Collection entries
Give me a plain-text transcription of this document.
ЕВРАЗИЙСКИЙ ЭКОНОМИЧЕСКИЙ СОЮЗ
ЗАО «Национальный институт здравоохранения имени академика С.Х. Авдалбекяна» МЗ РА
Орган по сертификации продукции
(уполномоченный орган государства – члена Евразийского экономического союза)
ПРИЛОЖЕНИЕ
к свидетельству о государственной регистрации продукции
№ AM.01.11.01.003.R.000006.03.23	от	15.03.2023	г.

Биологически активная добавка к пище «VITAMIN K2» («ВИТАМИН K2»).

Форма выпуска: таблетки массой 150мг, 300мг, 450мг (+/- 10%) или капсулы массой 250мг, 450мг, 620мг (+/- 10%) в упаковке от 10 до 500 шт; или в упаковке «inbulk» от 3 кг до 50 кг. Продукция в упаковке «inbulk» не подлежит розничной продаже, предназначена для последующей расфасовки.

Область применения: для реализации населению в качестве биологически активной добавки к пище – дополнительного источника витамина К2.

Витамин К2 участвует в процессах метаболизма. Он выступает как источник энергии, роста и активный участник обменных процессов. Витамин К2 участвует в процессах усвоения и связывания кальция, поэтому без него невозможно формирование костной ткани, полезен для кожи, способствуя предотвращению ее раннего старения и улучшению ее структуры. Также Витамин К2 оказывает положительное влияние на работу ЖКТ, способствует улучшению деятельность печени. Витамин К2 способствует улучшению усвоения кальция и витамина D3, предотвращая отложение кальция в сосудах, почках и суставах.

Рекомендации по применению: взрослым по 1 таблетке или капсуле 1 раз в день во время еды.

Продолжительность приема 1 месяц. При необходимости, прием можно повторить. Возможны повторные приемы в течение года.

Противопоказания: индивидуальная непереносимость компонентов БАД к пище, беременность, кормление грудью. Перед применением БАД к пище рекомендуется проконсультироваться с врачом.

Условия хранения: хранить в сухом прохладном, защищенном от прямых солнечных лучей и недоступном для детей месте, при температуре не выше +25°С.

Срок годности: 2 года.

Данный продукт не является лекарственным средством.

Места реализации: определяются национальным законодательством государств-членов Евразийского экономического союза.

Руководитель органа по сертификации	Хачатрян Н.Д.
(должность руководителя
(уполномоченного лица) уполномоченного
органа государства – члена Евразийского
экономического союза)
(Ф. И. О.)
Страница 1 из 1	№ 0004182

TASK STATEMENT: Above are some records. Print them all exactly.

CORRECT OUTPUT:
Give me a plain-text transcription of this document.
ЕВРАЗИЙСКИЙ ЭКОНОМИЧЕСКИЙ СОЮЗ
ЗАО «Национальный институт здравоохранения имени академика С.Х. Авдалбекяна» МЗ РА
Орган по сертификации продукции
(уполномоченный орган государства – члена Евразийского экономического союза)
ПРИЛОЖЕНИЕ
к свидетельству о государственной регистрации продукции
№ AM.01.11.01.003.R.000006.03.23	от	15.03.2023	г.

Биологически активная добавка к пище «VITAMIN K2» («ВИТАМИН K2»).

Форма выпуска: таблетки массой 150мг, 300мг, 450мг (+/- 10%) или капсулы массой 250мг, 450мг, 620мг (+/- 10%) в упаковке от 10 до 500 шт; или в упаковке «inbulk» от 3 кг до 50 кг. Продукция в упаковке «inbulk» не подлежит розничной продаже, предназначена для последующей расфасовки.

Область применения: для реализации населению в качестве биологически активной добавки к пище – дополнительного источника витамина К2.

Витамин К2 участвует в процессах метаболизма. Он выступает как источник энергии, роста и активный участник обменных процессов. Витамин К2 участвует в процессах усвоения и связывания кальция, поэтому без него невозможно формирование костной ткани, полезен для кожи, способствуя предотвращению ее раннего старения и улучшению ее структуры. Также Витамин К2 оказывает положительное влияние на работу ЖКТ, способствует улучшению деятельность печени. Витамин К2 способствует улучшению усвоения кальция и витамина D3, предотвращая отложение кальция в сосудах, почках и суставах.

Рекомендации по применению: взрослым по 1 таблетке или капсуле 1 раз в день во время еды.

Продолжительность приема 1 месяц. При необходимости, прием можно повторить. Возможны повторные приемы в течение года.

Противопоказания: индивидуальная непереносимость компонентов БАД к пище, беременность, кормление грудью. Перед применением БАД к пище рекомендуется проконсультироваться с врачом.

Условия хранения: хранить в сухом прохладном, защищенном от прямых солнечных лучей и недоступном для детей месте, при температуре не выше +25°С.

Срок годности: 2 года.

Данный продукт не является лекарственным средством.

Места реализации: определяются национальным законодательством государств-членов Евразийского экономического союза.

Руководитель органа по сертификации	Хачатрян Н.Д.
(должность руководителя
(уполномоченного лица) уполномоченного
органа государства – члена Евразийского
экономического союза)
(Ф. И. О.)
Страница 1 из 1	№ 0004182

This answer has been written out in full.